[PROVIDED ENTRIES]
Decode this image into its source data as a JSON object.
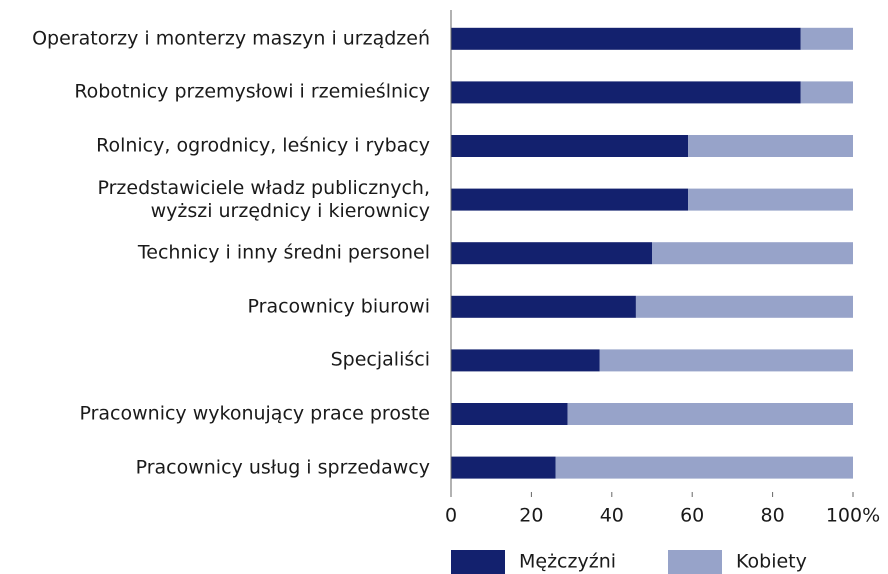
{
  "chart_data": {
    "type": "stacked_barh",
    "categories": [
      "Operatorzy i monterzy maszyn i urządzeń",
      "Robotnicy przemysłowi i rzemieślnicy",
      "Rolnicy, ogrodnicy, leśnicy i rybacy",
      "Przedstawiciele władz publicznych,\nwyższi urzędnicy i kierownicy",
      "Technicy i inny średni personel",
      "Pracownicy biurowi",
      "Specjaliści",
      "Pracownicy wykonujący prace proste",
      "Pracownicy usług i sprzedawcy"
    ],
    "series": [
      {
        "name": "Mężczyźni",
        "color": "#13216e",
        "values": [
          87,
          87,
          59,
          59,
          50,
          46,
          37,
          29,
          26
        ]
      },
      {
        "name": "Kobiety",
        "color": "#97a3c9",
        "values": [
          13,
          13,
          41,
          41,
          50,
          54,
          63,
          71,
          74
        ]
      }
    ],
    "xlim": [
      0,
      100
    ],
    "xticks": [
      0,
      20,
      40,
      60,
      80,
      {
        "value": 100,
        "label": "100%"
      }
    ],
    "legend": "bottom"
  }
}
...
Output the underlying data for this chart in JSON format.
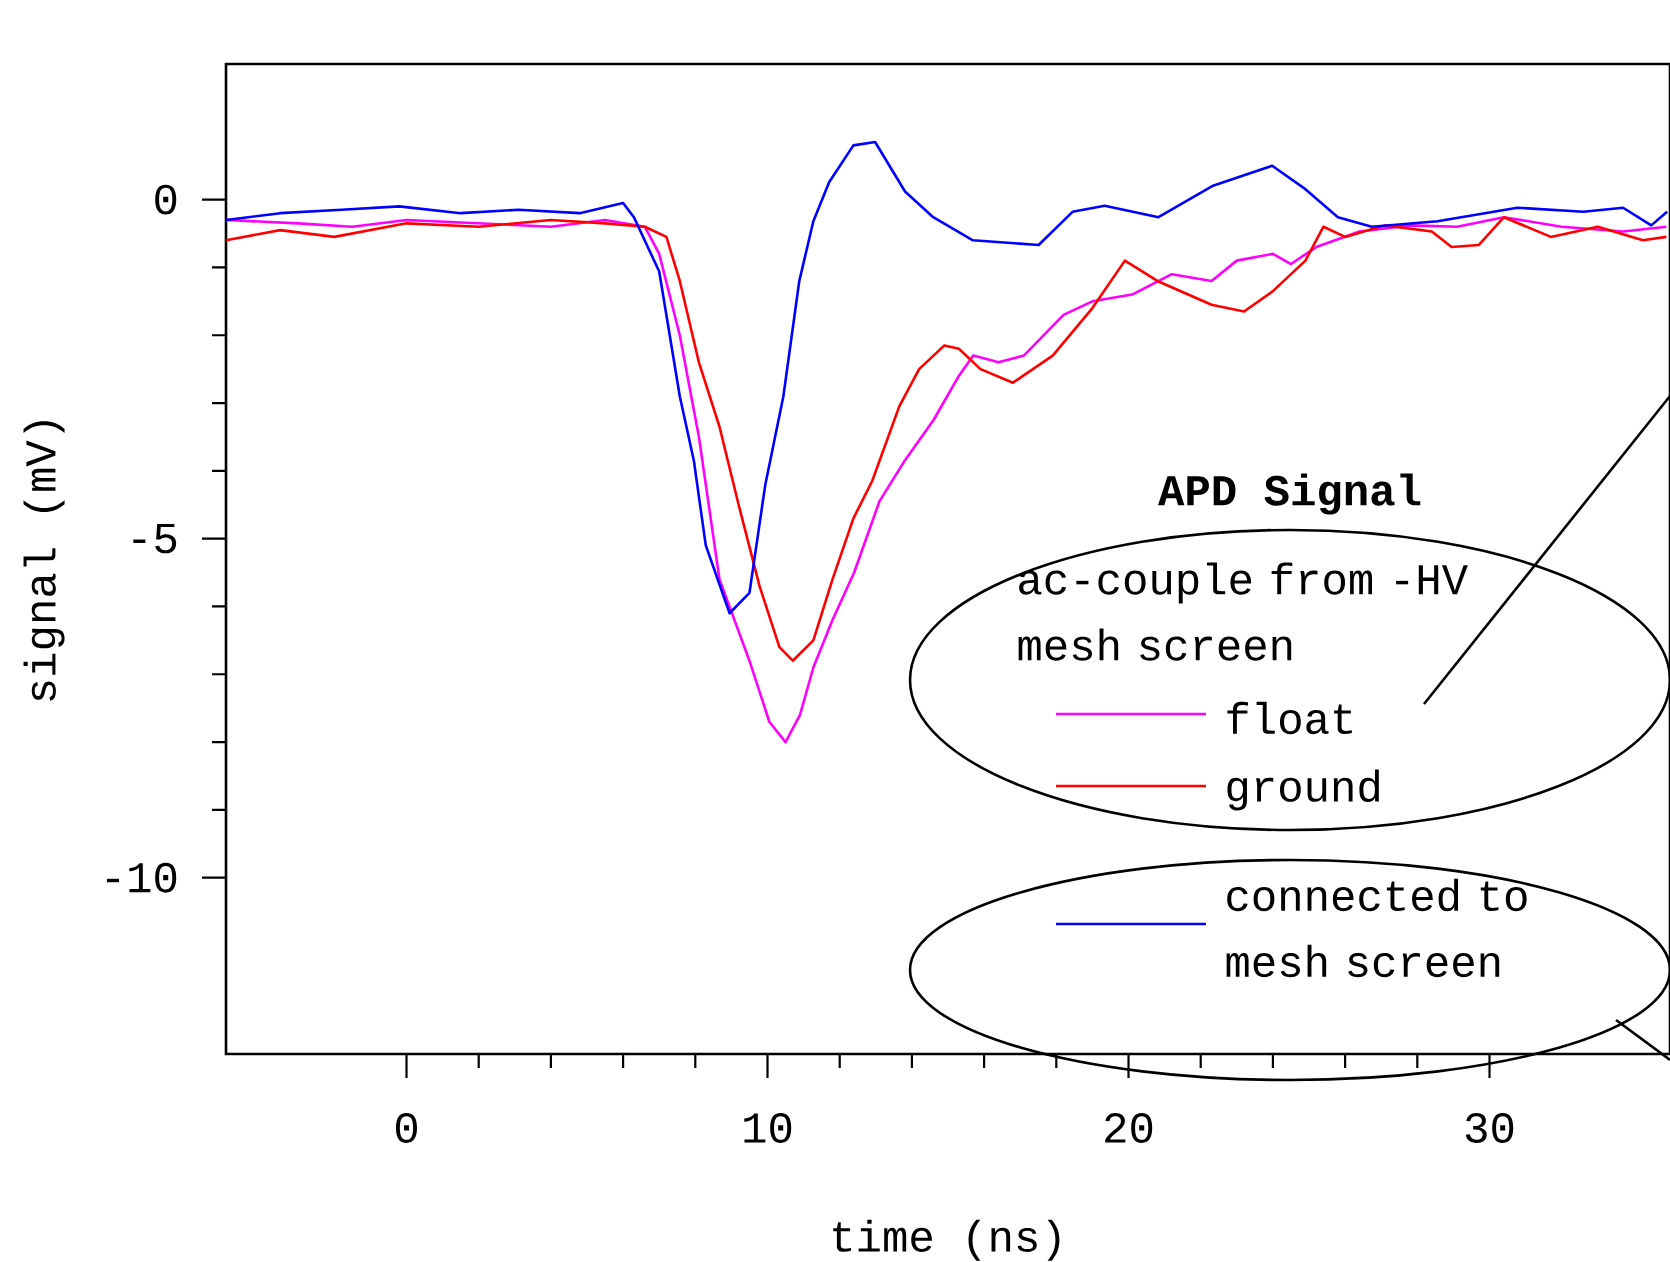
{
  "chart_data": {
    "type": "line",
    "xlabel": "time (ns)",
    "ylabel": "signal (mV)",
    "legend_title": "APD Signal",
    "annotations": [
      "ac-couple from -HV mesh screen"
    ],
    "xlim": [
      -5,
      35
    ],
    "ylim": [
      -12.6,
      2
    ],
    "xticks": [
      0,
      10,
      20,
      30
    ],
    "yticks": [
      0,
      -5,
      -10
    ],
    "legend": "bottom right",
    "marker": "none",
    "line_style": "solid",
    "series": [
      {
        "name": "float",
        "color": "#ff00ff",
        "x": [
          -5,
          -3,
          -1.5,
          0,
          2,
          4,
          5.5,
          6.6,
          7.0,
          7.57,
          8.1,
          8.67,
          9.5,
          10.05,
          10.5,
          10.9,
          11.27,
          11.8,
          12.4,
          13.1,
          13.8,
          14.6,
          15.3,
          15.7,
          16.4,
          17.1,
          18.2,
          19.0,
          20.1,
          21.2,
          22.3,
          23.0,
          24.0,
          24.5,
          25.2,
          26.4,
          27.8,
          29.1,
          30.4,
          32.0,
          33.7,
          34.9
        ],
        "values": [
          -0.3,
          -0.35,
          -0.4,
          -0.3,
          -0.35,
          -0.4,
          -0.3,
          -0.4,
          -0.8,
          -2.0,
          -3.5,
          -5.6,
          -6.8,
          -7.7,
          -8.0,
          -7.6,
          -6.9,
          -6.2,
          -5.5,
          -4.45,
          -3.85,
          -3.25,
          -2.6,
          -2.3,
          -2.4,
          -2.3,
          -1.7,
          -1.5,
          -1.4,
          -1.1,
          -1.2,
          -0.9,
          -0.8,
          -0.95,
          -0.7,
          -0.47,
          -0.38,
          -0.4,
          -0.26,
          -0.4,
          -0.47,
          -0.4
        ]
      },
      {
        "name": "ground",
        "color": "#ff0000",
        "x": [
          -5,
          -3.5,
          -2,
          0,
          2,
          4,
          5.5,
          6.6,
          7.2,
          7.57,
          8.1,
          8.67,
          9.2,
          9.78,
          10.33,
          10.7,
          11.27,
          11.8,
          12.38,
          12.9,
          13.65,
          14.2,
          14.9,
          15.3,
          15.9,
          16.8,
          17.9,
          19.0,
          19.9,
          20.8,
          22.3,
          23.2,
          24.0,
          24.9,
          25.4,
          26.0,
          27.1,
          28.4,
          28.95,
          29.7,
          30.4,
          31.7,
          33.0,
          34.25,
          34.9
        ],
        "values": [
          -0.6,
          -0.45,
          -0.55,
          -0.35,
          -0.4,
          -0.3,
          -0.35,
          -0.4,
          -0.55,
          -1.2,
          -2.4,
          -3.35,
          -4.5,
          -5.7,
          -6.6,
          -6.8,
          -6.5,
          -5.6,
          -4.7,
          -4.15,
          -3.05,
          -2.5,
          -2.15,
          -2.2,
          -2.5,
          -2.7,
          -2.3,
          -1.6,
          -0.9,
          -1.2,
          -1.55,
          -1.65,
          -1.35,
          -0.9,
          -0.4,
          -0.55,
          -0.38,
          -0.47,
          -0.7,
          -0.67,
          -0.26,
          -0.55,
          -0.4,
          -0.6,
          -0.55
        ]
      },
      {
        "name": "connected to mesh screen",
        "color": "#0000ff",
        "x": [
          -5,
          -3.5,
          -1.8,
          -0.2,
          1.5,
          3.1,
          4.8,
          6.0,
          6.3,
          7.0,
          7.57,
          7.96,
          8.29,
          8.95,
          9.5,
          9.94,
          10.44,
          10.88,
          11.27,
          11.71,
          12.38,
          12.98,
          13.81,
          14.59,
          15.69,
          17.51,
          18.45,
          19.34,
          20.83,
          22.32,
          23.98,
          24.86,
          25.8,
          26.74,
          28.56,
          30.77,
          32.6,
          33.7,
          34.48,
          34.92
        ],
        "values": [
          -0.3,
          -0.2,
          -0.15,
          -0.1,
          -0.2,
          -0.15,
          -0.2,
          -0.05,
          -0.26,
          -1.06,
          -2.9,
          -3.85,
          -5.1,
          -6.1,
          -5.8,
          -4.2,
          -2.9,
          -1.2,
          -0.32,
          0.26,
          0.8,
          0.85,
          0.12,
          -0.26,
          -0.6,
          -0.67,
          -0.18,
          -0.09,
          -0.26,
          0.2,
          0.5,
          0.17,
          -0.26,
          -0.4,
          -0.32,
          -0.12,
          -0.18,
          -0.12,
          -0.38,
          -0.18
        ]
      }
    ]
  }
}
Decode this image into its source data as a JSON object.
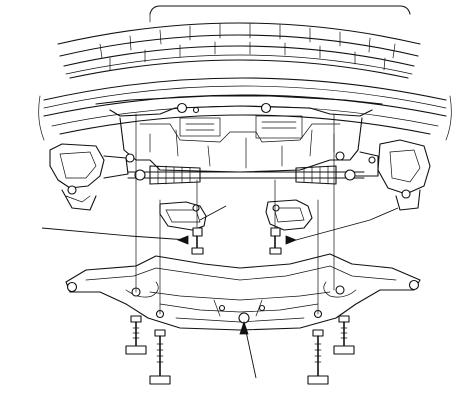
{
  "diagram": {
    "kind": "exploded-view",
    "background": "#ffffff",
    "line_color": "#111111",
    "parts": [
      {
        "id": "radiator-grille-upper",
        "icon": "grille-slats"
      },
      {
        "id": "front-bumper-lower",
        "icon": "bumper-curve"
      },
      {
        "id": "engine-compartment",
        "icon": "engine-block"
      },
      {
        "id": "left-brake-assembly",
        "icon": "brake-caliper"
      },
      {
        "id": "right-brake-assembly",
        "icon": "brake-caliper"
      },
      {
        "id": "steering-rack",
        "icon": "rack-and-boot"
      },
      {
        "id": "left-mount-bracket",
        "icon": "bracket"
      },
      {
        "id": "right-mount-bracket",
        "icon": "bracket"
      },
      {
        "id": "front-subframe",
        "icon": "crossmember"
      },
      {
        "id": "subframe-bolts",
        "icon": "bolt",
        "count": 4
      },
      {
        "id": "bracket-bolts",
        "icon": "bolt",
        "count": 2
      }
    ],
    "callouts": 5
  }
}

[THE TASK] Report each line of the material above where the word "front" appears.

[FULL OUTPUT]
        "id": "front-bumper-lower",
        "id": "front-subframe",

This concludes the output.